Excerpted text ▸
---------------

It’s Sunday night and I am tired. Why? Because I got up at my usual time of 7am, which registered as 6am, making me feel like I need to stay in bed an hour longer. I didn’t.

Now it is 7:20pm and I just finished dinner. According to my internal clock it is closer to 8:30pm, and this will not bode well for my sleep tonight, having eaten so late. My circadian rhythm has been unnaturally disrupted - for the second time this year. Aaargh!

Yep, I am annoyed at this Daylight Savings Time (DST) twice annual ritual of Spring ahead and Fall back. What nonsense!

To give you some background, this was a national wartime effort to save fuel back in World War I, and it was repealed in 1919, after the war ended. However, some cities kept with it, and others didn’t, which led to confusion. To fix things, the 1966 Uniform Time Act cemented this change twice a year on a national level.

Only it didn’t. 48 states follow the national edict, however Hawaii and Arizona don’t. Neither do some Amish communities and the territories (Puerto Rico, the US Virgin Islands, the Northern Mariana Islands, Guam, and American Samoa, if you must know) don’t adhere to DST.

So what are the advantages and disadvantages of this twice-yearly break to our natural circadian rhythm?

Pros first:

  • DST promotes safety by reducing car accidents, including pedestrians getting hit by a car. It is safer for runners, dog walkers and children playing outside. Apparently, robberies drop 7% overall because street crime tends to occur during evening commuting hours of 5-8pm.

---------------

Source excerpt ▸
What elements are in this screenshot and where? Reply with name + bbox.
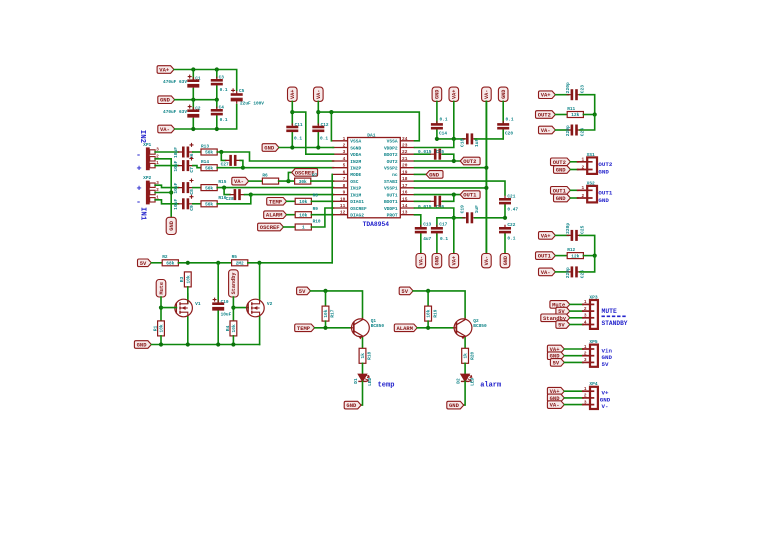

---------------

What to produce ▸
Write what comes next in the post about Daylight Saving Time, picking up after its last bullet point and keeping the same chatty voice.

Answer to the task ▸
  • DST is good for retail business and golf courses. Later daylight means more shopping. DST is worth $200 - $400 million to the golf industry because of the extended evening hours that golfers can play. Also, according to Chambers of Commerce, which support DST, consumer spending increases during DST. Comparing Phoenix, AZ (which doesn’t follow DST) to Los Angeles, CA shoppers spend 3.5% less in LA after DST ends in the fall.

  • DST promotes outdoor activities after work. The baseball industry is a huge supporter because they can start the games later and get more school-aged children and workers to the ball parks in the evenings.

Now the cons:

  • DST is bad for your health. Change in sleep patterns have negative implications for our health, because this impacts our natural circadian rhythms. When we spring ahead in March each year, the risk of heart attacks increases 10% for the Monday and Tuesday following the time change, according to studies.

  • Some people experience an increase in cluster headaches (a type of migraine) after the fall time change.

  • Researchers are also documenting an increase in auto and workplace accidents during the first week after the Spring time shift. Well, at least you can see them when you hit them. DST also increase the risk of fatality by 5-6.5% in a car accident and results in 30 more deaths as a result annually.

  • In Australia, suicide rates among men increase following the spring DST time change compared to the return to standard time later in the year.

  • DST is responsible for a loss of productivity, especially in the Spring, because “Sleepy Monday” is real. And people also waste time surfing the net when they are tired.

  • DST is also expensive. Just changing the clocks costs $1.7 billion in lost opportunity cost. The Air Transport Association estimates airlines lost an estimated $147 million in 2007 because of confusing time schedules with countries who don’t participate in annual time change.

Currently, 75 countries use DST, 68 have stopped using DST and 106 countries never started.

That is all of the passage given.